▶ **PROBLEM STATEMENT**: Output every entry exactly as written, but omit the pictures.

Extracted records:

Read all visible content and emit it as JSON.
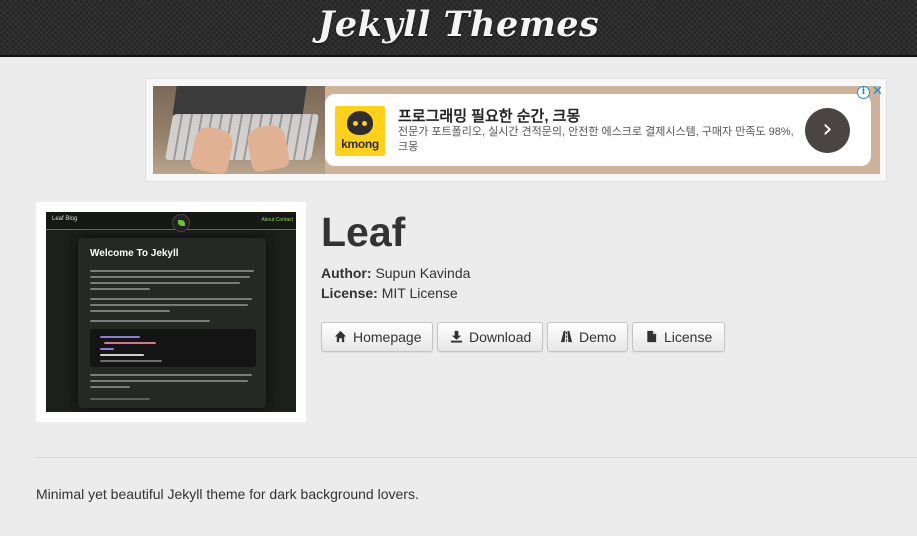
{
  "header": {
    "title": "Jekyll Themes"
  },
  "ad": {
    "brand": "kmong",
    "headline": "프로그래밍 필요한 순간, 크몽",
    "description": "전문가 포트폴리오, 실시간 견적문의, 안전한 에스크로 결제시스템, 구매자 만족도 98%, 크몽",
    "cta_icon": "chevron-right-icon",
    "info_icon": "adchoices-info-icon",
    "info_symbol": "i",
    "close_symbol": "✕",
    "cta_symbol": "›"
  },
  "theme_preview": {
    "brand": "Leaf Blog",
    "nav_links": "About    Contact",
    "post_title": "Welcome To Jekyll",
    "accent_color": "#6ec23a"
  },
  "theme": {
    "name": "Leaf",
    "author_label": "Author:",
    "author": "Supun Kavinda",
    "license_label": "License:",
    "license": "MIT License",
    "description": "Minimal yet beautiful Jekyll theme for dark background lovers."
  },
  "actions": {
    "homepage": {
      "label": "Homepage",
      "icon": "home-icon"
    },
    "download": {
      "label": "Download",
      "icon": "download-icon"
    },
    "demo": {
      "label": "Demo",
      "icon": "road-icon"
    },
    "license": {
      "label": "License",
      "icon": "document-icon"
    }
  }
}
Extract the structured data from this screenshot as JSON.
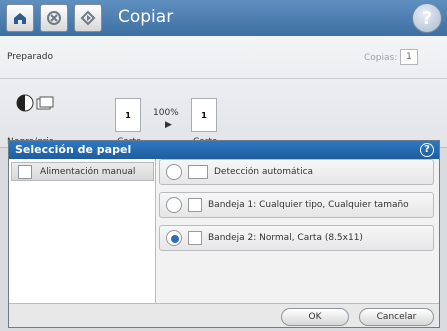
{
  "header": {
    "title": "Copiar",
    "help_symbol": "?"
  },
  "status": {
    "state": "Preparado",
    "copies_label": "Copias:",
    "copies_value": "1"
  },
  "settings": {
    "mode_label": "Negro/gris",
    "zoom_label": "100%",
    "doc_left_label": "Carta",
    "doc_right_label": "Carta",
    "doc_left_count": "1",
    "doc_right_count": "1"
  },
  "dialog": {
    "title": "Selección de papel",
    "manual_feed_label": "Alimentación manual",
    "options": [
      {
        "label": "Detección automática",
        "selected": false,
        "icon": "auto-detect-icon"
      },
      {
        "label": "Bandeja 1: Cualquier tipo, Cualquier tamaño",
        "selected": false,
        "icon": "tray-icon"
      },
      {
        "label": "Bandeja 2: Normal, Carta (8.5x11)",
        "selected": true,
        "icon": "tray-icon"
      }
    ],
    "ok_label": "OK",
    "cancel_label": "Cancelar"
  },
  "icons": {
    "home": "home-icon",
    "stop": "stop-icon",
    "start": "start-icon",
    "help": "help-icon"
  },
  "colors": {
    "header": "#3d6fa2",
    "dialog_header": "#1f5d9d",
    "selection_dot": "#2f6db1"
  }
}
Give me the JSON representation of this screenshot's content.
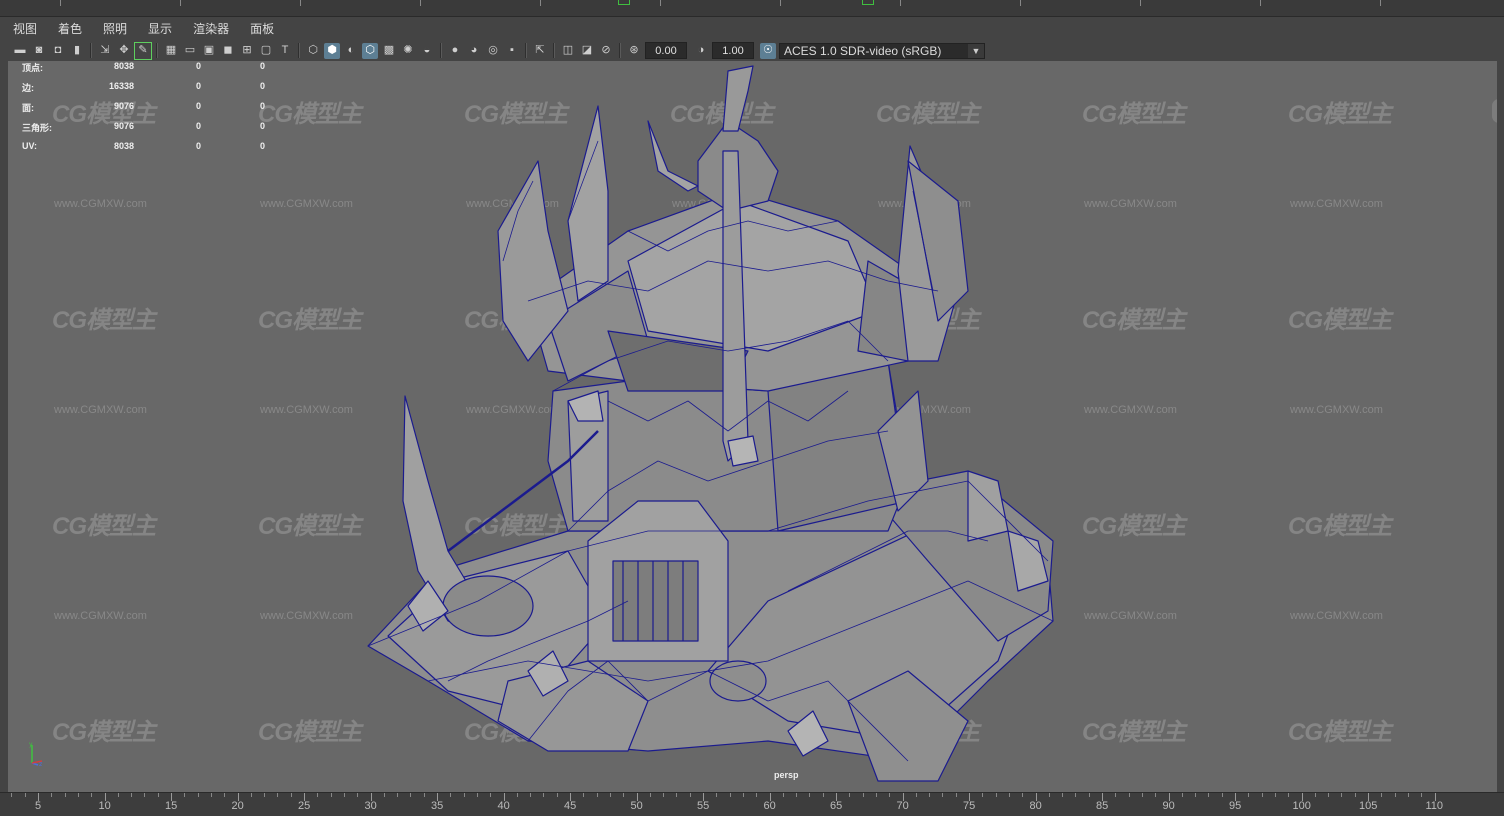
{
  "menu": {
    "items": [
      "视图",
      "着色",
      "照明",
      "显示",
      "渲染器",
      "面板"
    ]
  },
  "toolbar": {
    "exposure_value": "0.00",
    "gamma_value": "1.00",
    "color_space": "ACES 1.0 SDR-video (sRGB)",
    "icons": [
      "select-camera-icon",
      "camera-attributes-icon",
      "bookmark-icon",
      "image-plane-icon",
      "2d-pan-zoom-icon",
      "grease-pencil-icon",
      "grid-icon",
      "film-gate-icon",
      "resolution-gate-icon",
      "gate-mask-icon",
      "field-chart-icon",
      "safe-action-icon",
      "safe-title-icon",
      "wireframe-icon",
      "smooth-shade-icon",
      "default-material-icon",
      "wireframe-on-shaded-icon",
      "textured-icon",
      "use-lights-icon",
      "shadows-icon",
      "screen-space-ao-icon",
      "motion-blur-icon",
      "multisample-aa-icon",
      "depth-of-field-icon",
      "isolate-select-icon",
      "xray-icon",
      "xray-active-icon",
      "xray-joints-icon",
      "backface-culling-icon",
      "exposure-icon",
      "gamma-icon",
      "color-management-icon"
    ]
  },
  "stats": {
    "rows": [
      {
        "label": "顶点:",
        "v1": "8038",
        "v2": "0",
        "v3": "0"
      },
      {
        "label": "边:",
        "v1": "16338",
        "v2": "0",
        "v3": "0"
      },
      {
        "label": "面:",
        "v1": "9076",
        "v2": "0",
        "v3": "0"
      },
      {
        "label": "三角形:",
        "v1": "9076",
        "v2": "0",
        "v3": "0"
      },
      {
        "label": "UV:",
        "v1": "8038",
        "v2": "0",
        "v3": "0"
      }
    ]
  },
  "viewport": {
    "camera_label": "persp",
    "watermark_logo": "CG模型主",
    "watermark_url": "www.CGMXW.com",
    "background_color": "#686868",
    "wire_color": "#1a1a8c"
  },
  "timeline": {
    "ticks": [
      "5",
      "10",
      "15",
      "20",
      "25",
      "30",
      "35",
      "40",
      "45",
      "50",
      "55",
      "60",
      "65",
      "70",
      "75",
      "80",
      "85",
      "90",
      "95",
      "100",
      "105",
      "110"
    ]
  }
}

▶ **RESULT FOR THIS EXERCISE**:
Read all visible content and emit it as JSON.
{
  "header": {
    "title": "Jekyll Themes"
  },
  "ad": {
    "brand": "kmong",
    "headline": "프로그래밍 필요한 순간, 크몽",
    "description": "전문가 포트폴리오, 실시간 견적문의, 안전한 에스크로 결제시스템, 구매자 만족도 98%, 크몽",
    "cta_icon": "chevron-right-icon",
    "info_icon": "adchoices-info-icon",
    "info_symbol": "i",
    "close_symbol": "✕",
    "cta_symbol": "›"
  },
  "theme_preview": {
    "brand": "Leaf Blog",
    "nav_links": "About    Contact",
    "post_title": "Welcome To Jekyll",
    "accent_color": "#6ec23a"
  },
  "theme": {
    "name": "Leaf",
    "author_label": "Author:",
    "author": "Supun Kavinda",
    "license_label": "License:",
    "license": "MIT License",
    "description": "Minimal yet beautiful Jekyll theme for dark background lovers."
  },
  "actions": {
    "homepage": {
      "label": "Homepage",
      "icon": "home-icon"
    },
    "download": {
      "label": "Download",
      "icon": "download-icon"
    },
    "demo": {
      "label": "Demo",
      "icon": "road-icon"
    },
    "license": {
      "label": "License",
      "icon": "document-icon"
    }
  }
}
Extract the structured data from this screenshot as JSON.
{
  "header": {
    "title": "Copiar",
    "help_symbol": "?"
  },
  "status": {
    "state": "Preparado",
    "copies_label": "Copias:",
    "copies_value": "1"
  },
  "settings": {
    "mode_label": "Negro/gris",
    "zoom_label": "100%",
    "doc_left_label": "Carta",
    "doc_right_label": "Carta",
    "doc_left_count": "1",
    "doc_right_count": "1"
  },
  "dialog": {
    "title": "Selección de papel",
    "manual_feed_label": "Alimentación manual",
    "options": [
      {
        "label": "Detección automática",
        "selected": false,
        "icon": "auto-detect-icon"
      },
      {
        "label": "Bandeja 1: Cualquier tipo, Cualquier tamaño",
        "selected": false,
        "icon": "tray-icon"
      },
      {
        "label": "Bandeja 2: Normal, Carta (8.5x11)",
        "selected": true,
        "icon": "tray-icon"
      }
    ],
    "ok_label": "OK",
    "cancel_label": "Cancelar"
  },
  "icons": {
    "home": "home-icon",
    "stop": "stop-icon",
    "start": "start-icon",
    "help": "help-icon"
  },
  "colors": {
    "header": "#3d6fa2",
    "dialog_header": "#1f5d9d",
    "selection_dot": "#2f6db1"
  }
}
Give me the JSON representation of this screenshot's content.
{
  "menu": {
    "items": [
      "视图",
      "着色",
      "照明",
      "显示",
      "渲染器",
      "面板"
    ]
  },
  "toolbar": {
    "exposure_value": "0.00",
    "gamma_value": "1.00",
    "color_space": "ACES 1.0 SDR-video (sRGB)",
    "icons": [
      "select-camera-icon",
      "camera-attributes-icon",
      "bookmark-icon",
      "image-plane-icon",
      "2d-pan-zoom-icon",
      "grease-pencil-icon",
      "grid-icon",
      "film-gate-icon",
      "resolution-gate-icon",
      "gate-mask-icon",
      "field-chart-icon",
      "safe-action-icon",
      "safe-title-icon",
      "wireframe-icon",
      "smooth-shade-icon",
      "default-material-icon",
      "wireframe-on-shaded-icon",
      "textured-icon",
      "use-lights-icon",
      "shadows-icon",
      "screen-space-ao-icon",
      "motion-blur-icon",
      "multisample-aa-icon",
      "depth-of-field-icon",
      "isolate-select-icon",
      "xray-icon",
      "xray-active-icon",
      "xray-joints-icon",
      "backface-culling-icon",
      "exposure-icon",
      "gamma-icon",
      "color-management-icon"
    ]
  },
  "stats": {
    "rows": [
      {
        "label": "顶点:",
        "v1": "8038",
        "v2": "0",
        "v3": "0"
      },
      {
        "label": "边:",
        "v1": "16338",
        "v2": "0",
        "v3": "0"
      },
      {
        "label": "面:",
        "v1": "9076",
        "v2": "0",
        "v3": "0"
      },
      {
        "label": "三角形:",
        "v1": "9076",
        "v2": "0",
        "v3": "0"
      },
      {
        "label": "UV:",
        "v1": "8038",
        "v2": "0",
        "v3": "0"
      }
    ]
  },
  "viewport": {
    "camera_label": "persp",
    "watermark_logo": "CG模型主",
    "watermark_url": "www.CGMXW.com",
    "background_color": "#686868",
    "wire_color": "#1a1a8c"
  },
  "timeline": {
    "ticks": [
      "5",
      "10",
      "15",
      "20",
      "25",
      "30",
      "35",
      "40",
      "45",
      "50",
      "55",
      "60",
      "65",
      "70",
      "75",
      "80",
      "85",
      "90",
      "95",
      "100",
      "105",
      "110"
    ]
  }
}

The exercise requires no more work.